#### Given instruction:
Make an exact copy of the records, with the pictures left out.

#### Available records:
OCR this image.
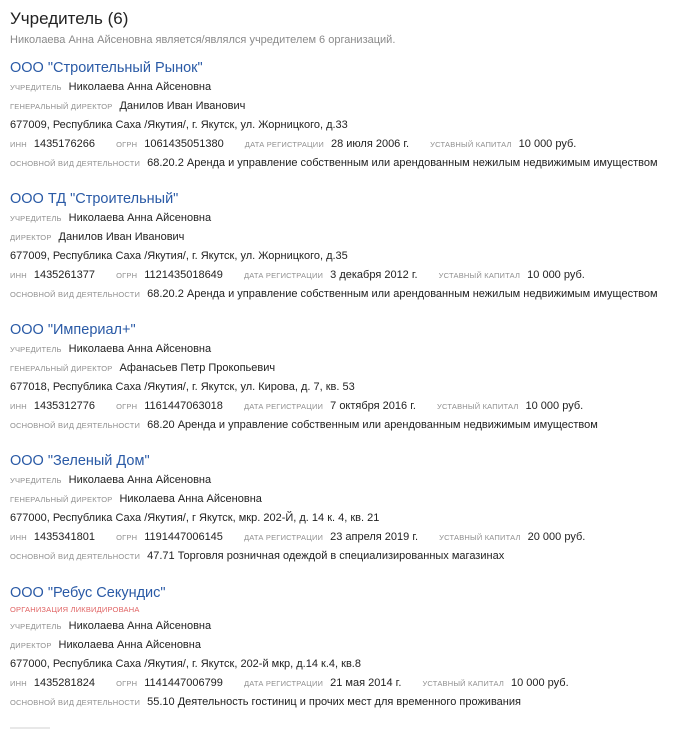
Учредитель (6)
Николаева Анна Айсеновна является/являлся учредителем 6 организаций.
ООО "Строительный Рынок"
УЧРЕДИТЕЛЬ Николаева Анна Айсеновна
ГЕНЕРАЛЬНЫЙ ДИРЕКТОР Данилов Иван Иванович
677009, Республика Саха /Якутия/, г. Якутск, ул. Жорницкого, д.33
ИНН 1435176266	ОГРН 1061435051380	ДАТА РЕГИСТРАЦИИ 28 июля 2006 г.	УСТАВНЫЙ КАПИТАЛ 10 000 руб.
ОСНОВНОЙ ВИД ДЕЯТЕЛЬНОСТИ 68.20.2 Аренда и управление собственным или арендованным нежилым недвижимым имуществом
ООО ТД "Строительный"
УЧРЕДИТЕЛЬ Николаева Анна Айсеновна
ДИРЕКТОР Данилов Иван Иванович
677009, Республика Саха /Якутия/, г. Якутск, ул. Жорницкого, д.35
ИНН 1435261377	ОГРН 1121435018649	ДАТА РЕГИСТРАЦИИ 3 декабря 2012 г.	УСТАВНЫЙ КАПИТАЛ 10 000 руб.
ОСНОВНОЙ ВИД ДЕЯТЕЛЬНОСТИ 68.20.2 Аренда и управление собственным или арендованным нежилым недвижимым имуществом
ООО "Империал+"
УЧРЕДИТЕЛЬ Николаева Анна Айсеновна
ГЕНЕРАЛЬНЫЙ ДИРЕКТОР Афанасьев Петр Прокопьевич
677018, Республика Саха /Якутия/, г. Якутск, ул. Кирова, д. 7, кв. 53
ИНН 1435312776	ОГРН 1161447063018	ДАТА РЕГИСТРАЦИИ 7 октября 2016 г.	УСТАВНЫЙ КАПИТАЛ 10 000 руб.
ОСНОВНОЙ ВИД ДЕЯТЕЛЬНОСТИ 68.20 Аренда и управление собственным или арендованным недвижимым имуществом
ООО "Зеленый Дом"
УЧРЕДИТЕЛЬ Николаева Анна Айсеновна
ГЕНЕРАЛЬНЫЙ ДИРЕКТОР Николаева Анна Айсеновна
677000, Республика Саха /Якутия/, г Якутск, мкр. 202-Й, д. 14 к. 4, кв. 21
ИНН 1435341801	ОГРН 1191447006145	ДАТА РЕГИСТРАЦИИ 23 апреля 2019 г.	УСТАВНЫЙ КАПИТАЛ 20 000 руб.
ОСНОВНОЙ ВИД ДЕЯТЕЛЬНОСТИ 47.71 Торговля розничная одеждой в специализированных магазинах
ООО "Ребус Секундис"
ОРГАНИЗАЦИЯ ЛИКВИДИРОВАНА
УЧРЕДИТЕЛЬ Николаева Анна Айсеновна
ДИРЕКТОР Николаева Анна Айсеновна
677000, Республика Саха /Якутия/, г. Якутск, 202-й мкр, д.14 к.4, кв.8
ИНН 1435281824	ОГРН 1141447006799	ДАТА РЕГИСТРАЦИИ 21 мая 2014 г.	УСТАВНЫЙ КАПИТАЛ 10 000 руб.
ОСНОВНОЙ ВИД ДЕЯТЕЛЬНОСТИ 55.10 Деятельность гостиниц и прочих мест для временного проживания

#### Result of this task:
OCR this image.
Учредитель (6)
Николаева Анна Айсеновна является/являлся учредителем 6 организаций.
ООО "Строительный Рынок"
УЧРЕДИТЕЛЬ Николаева Анна Айсеновна
ГЕНЕРАЛЬНЫЙ ДИРЕКТОР Данилов Иван Иванович
677009, Республика Саха /Якутия/, г. Якутск, ул. Жорницкого, д.33
ИНН 1435176266	ОГРН 1061435051380	ДАТА РЕГИСТРАЦИИ 28 июля 2006 г.	УСТАВНЫЙ КАПИТАЛ 10 000 руб.
ОСНОВНОЙ ВИД ДЕЯТЕЛЬНОСТИ 68.20.2 Аренда и управление собственным или арендованным нежилым недвижимым имуществом
ООО ТД "Строительный"
УЧРЕДИТЕЛЬ Николаева Анна Айсеновна
ДИРЕКТОР Данилов Иван Иванович
677009, Республика Саха /Якутия/, г. Якутск, ул. Жорницкого, д.35
ИНН 1435261377	ОГРН 1121435018649	ДАТА РЕГИСТРАЦИИ 3 декабря 2012 г.	УСТАВНЫЙ КАПИТАЛ 10 000 руб.
ОСНОВНОЙ ВИД ДЕЯТЕЛЬНОСТИ 68.20.2 Аренда и управление собственным или арендованным нежилым недвижимым имуществом
ООО "Империал+"
УЧРЕДИТЕЛЬ Николаева Анна Айсеновна
ГЕНЕРАЛЬНЫЙ ДИРЕКТОР Афанасьев Петр Прокопьевич
677018, Республика Саха /Якутия/, г. Якутск, ул. Кирова, д. 7, кв. 53
ИНН 1435312776	ОГРН 1161447063018	ДАТА РЕГИСТРАЦИИ 7 октября 2016 г.	УСТАВНЫЙ КАПИТАЛ 10 000 руб.
ОСНОВНОЙ ВИД ДЕЯТЕЛЬНОСТИ 68.20 Аренда и управление собственным или арендованным недвижимым имуществом
ООО "Зеленый Дом"
УЧРЕДИТЕЛЬ Николаева Анна Айсеновна
ГЕНЕРАЛЬНЫЙ ДИРЕКТОР Николаева Анна Айсеновна
677000, Республика Саха /Якутия/, г Якутск, мкр. 202-Й, д. 14 к. 4, кв. 21
ИНН 1435341801	ОГРН 1191447006145	ДАТА РЕГИСТРАЦИИ 23 апреля 2019 г.	УСТАВНЫЙ КАПИТАЛ 20 000 руб.
ОСНОВНОЙ ВИД ДЕЯТЕЛЬНОСТИ 47.71 Торговля розничная одеждой в специализированных магазинах
ООО "Ребус Секундис"
ОРГАНИЗАЦИЯ ЛИКВИДИРОВАНА
УЧРЕДИТЕЛЬ Николаева Анна Айсеновна
ДИРЕКТОР Николаева Анна Айсеновна
677000, Республика Саха /Якутия/, г. Якутск, 202-й мкр, д.14 к.4, кв.8
ИНН 1435281824	ОГРН 1141447006799	ДАТА РЕГИСТРАЦИИ 21 мая 2014 г.	УСТАВНЫЙ КАПИТАЛ 10 000 руб.
ОСНОВНОЙ ВИД ДЕЯТЕЛЬНОСТИ 55.10 Деятельность гостиниц и прочих мест для временного проживания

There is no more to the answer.